Say how many lines in the records include the string "true", adding no other words.

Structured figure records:

-- Start --

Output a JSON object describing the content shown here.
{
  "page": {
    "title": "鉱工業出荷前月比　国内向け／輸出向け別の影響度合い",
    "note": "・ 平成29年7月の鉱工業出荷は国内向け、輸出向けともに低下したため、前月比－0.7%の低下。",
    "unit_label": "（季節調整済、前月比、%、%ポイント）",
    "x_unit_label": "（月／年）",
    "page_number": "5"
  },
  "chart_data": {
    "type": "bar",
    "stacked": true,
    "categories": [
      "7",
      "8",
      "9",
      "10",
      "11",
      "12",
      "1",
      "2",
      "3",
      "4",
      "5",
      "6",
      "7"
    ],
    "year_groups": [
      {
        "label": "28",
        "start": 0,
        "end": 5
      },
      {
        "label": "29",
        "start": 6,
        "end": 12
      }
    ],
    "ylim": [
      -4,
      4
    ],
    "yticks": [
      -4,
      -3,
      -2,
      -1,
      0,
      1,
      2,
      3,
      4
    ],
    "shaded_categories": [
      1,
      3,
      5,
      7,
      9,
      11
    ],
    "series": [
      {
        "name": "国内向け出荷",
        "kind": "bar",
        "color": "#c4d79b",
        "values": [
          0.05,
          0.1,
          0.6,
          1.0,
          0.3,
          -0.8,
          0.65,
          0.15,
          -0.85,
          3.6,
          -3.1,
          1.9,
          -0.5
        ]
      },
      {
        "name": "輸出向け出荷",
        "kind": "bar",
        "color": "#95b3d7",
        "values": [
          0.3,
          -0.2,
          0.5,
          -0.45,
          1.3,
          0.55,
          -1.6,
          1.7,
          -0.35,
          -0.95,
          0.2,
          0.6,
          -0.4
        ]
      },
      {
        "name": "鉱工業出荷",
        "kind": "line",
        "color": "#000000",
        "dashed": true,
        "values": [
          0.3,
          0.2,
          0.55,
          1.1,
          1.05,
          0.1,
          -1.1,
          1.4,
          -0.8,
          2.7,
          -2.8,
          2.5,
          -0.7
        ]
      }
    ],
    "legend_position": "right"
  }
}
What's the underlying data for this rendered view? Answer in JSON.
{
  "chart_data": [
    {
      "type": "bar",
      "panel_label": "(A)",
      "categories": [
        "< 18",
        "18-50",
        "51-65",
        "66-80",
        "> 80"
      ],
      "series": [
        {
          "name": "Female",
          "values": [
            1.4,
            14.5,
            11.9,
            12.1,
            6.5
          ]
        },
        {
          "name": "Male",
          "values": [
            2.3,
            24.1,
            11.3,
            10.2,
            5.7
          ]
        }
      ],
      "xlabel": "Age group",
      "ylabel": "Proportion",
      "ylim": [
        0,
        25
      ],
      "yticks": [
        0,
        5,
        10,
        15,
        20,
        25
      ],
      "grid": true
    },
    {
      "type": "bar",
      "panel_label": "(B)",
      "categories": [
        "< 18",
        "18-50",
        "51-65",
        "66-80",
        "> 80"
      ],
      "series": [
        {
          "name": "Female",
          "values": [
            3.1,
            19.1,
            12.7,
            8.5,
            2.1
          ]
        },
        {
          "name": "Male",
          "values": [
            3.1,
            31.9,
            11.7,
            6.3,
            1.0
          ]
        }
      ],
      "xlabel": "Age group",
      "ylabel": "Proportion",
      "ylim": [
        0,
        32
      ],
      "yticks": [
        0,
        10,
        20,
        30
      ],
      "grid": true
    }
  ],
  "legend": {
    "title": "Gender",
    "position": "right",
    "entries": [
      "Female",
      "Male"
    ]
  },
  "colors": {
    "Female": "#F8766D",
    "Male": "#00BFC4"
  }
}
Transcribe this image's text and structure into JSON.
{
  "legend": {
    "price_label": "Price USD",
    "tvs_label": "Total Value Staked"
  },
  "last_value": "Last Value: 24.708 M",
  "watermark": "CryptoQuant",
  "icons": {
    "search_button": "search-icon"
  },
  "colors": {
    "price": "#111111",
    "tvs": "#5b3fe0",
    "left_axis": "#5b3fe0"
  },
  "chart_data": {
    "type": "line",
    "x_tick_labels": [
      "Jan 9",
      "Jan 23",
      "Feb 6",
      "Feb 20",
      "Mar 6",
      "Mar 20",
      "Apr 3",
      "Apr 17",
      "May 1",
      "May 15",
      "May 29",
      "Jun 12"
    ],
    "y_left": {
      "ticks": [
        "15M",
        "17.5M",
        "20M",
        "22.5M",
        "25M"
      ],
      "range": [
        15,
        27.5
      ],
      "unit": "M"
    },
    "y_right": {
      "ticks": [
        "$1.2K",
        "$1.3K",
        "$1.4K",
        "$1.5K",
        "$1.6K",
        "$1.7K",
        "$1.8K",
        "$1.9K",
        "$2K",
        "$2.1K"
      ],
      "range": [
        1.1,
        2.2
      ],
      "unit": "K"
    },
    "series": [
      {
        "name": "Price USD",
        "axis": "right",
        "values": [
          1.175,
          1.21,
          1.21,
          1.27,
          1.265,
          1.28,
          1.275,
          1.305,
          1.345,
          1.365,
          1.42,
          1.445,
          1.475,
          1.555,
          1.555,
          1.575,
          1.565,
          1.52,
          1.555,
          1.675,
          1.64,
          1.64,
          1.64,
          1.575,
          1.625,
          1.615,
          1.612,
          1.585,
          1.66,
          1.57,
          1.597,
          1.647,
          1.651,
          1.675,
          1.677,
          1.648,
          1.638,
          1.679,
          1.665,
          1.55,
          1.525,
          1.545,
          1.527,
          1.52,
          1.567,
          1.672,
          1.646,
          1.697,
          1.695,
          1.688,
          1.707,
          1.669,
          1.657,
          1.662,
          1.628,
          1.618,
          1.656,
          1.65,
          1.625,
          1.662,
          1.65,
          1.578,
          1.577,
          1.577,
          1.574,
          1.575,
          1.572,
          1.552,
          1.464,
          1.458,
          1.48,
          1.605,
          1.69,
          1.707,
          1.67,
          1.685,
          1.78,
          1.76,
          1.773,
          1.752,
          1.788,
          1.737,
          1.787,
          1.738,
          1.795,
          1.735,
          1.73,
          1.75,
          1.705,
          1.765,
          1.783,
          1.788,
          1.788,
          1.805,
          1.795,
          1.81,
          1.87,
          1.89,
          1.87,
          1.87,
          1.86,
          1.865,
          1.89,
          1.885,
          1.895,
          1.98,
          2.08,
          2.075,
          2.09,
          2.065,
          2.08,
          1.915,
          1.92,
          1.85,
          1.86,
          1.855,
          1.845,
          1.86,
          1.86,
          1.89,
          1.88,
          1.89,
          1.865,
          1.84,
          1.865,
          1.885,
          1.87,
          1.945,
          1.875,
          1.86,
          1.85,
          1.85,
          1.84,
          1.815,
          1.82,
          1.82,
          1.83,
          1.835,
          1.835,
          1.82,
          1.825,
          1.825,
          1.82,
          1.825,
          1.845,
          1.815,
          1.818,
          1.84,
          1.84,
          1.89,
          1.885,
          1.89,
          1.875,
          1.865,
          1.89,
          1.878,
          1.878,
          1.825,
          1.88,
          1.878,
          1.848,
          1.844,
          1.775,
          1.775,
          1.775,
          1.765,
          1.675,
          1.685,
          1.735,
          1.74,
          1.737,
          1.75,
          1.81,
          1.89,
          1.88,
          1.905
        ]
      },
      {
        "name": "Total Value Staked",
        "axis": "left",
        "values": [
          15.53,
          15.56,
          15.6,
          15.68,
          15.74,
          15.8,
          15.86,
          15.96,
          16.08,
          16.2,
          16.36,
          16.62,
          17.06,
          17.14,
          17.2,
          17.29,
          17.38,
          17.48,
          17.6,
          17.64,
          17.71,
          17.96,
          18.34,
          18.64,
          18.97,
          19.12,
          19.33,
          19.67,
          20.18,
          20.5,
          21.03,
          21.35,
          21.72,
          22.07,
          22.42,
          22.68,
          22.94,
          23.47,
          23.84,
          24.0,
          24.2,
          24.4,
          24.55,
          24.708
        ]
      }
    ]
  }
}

-- End --

**Task response**
4